Given request:
Copy every line in the records below that contains the word "What".

Excerpted records:
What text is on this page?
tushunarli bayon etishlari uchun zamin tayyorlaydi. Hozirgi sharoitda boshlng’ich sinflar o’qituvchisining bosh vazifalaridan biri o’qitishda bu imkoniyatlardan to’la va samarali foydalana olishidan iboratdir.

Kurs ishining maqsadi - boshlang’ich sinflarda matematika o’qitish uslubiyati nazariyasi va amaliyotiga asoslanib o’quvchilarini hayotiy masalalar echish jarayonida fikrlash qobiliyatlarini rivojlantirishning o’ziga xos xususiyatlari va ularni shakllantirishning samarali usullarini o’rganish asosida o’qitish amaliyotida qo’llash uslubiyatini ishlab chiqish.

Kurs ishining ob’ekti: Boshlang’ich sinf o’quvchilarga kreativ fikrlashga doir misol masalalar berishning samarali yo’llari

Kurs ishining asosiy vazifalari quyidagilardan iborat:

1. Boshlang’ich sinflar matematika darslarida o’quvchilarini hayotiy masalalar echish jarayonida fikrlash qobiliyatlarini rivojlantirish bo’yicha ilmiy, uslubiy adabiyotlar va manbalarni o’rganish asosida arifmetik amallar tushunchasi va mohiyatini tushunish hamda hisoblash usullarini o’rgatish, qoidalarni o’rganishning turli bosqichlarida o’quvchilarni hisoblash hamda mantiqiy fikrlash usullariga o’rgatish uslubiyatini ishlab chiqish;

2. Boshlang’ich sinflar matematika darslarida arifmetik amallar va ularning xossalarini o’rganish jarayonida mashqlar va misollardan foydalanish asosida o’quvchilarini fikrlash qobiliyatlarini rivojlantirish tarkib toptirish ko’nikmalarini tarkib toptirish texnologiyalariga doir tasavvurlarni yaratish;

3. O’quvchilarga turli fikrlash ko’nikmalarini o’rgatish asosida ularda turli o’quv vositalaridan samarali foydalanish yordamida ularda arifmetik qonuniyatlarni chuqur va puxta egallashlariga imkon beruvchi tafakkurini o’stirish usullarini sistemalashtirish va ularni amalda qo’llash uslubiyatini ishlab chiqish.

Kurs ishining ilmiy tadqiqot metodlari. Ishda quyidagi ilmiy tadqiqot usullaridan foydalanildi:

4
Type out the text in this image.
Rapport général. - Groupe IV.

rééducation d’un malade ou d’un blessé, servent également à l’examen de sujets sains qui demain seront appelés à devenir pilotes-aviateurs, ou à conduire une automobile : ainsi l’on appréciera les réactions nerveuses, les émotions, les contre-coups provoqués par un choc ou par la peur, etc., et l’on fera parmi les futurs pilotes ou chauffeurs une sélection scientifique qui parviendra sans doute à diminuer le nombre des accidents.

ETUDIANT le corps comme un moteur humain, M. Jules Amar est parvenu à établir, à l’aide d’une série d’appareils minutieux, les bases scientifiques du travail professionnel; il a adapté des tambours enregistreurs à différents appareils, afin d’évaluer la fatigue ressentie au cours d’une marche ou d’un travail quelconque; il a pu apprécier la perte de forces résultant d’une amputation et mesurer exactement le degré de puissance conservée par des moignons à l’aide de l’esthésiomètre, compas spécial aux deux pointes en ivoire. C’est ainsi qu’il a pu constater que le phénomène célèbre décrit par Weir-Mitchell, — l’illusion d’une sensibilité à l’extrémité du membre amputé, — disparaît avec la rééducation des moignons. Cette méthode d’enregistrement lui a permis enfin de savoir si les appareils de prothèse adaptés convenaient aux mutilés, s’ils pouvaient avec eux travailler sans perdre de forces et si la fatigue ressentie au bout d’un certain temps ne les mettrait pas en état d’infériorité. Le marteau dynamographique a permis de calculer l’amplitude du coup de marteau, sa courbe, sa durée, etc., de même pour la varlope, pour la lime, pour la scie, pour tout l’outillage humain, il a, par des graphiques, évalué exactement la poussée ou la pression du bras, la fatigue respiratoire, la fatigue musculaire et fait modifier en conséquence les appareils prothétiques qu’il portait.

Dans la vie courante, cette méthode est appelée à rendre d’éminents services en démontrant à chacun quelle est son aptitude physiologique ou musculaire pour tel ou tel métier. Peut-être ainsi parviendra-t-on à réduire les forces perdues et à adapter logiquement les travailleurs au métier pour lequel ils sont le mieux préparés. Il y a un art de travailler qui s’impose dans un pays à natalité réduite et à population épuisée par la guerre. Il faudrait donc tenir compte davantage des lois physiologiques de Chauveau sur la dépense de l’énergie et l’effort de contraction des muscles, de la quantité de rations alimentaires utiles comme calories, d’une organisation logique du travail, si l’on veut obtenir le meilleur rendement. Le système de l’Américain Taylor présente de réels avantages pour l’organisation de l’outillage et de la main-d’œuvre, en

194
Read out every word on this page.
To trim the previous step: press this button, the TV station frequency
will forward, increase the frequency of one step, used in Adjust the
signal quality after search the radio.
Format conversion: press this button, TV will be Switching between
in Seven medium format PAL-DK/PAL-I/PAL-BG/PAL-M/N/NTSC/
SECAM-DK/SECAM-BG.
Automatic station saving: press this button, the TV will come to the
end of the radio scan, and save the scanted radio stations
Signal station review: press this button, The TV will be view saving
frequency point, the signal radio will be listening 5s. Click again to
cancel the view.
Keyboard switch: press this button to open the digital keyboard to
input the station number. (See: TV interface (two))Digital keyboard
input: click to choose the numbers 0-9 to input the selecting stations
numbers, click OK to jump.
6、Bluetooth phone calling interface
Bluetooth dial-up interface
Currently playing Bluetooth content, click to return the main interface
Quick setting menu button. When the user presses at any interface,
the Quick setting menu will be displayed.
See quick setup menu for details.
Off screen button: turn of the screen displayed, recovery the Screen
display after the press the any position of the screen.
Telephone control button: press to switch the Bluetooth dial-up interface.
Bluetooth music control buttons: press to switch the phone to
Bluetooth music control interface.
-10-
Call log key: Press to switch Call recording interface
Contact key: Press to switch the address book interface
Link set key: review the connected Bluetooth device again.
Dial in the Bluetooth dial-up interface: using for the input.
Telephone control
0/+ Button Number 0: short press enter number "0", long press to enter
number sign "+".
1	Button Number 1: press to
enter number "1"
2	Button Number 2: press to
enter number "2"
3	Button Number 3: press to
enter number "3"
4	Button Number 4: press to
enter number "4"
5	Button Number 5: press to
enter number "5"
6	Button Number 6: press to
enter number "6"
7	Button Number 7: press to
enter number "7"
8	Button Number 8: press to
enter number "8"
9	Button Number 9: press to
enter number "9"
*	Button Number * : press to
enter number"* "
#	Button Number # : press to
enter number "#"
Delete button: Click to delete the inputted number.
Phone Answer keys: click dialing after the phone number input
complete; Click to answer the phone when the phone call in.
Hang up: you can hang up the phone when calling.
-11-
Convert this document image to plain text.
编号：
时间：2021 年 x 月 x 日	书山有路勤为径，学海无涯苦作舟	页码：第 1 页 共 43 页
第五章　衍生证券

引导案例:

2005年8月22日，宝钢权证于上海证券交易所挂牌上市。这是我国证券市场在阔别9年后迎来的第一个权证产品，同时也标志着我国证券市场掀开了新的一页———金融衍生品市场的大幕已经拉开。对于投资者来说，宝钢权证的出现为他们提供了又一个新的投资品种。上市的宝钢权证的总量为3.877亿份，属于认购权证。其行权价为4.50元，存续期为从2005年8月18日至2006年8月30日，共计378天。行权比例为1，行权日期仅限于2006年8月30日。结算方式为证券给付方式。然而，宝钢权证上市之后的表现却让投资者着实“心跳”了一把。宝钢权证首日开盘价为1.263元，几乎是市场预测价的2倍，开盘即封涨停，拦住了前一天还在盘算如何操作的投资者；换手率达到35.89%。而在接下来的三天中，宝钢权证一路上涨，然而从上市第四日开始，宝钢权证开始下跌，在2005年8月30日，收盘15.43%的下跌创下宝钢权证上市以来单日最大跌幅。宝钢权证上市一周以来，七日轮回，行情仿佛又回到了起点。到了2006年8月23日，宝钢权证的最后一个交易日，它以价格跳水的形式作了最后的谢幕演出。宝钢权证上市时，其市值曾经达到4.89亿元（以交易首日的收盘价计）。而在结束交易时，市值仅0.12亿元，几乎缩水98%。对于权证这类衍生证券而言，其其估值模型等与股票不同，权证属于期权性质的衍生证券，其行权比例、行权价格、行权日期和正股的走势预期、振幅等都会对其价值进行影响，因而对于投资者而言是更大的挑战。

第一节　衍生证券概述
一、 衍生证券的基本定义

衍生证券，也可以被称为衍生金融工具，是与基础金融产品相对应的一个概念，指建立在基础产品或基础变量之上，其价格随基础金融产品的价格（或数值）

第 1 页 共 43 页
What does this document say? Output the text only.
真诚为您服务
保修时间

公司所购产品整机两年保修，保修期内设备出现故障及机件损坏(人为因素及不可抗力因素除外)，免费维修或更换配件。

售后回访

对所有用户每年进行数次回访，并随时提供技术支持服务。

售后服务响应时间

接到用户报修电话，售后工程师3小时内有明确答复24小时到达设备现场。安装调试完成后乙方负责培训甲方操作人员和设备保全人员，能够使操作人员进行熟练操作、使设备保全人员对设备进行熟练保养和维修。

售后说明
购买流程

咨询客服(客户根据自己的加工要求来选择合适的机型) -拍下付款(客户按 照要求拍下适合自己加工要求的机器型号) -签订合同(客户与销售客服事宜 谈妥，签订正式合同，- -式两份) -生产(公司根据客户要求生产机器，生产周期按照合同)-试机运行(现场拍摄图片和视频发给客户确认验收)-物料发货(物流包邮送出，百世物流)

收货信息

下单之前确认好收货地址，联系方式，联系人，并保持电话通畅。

The result:
What text is on this page?
What does this document say? Output the text only.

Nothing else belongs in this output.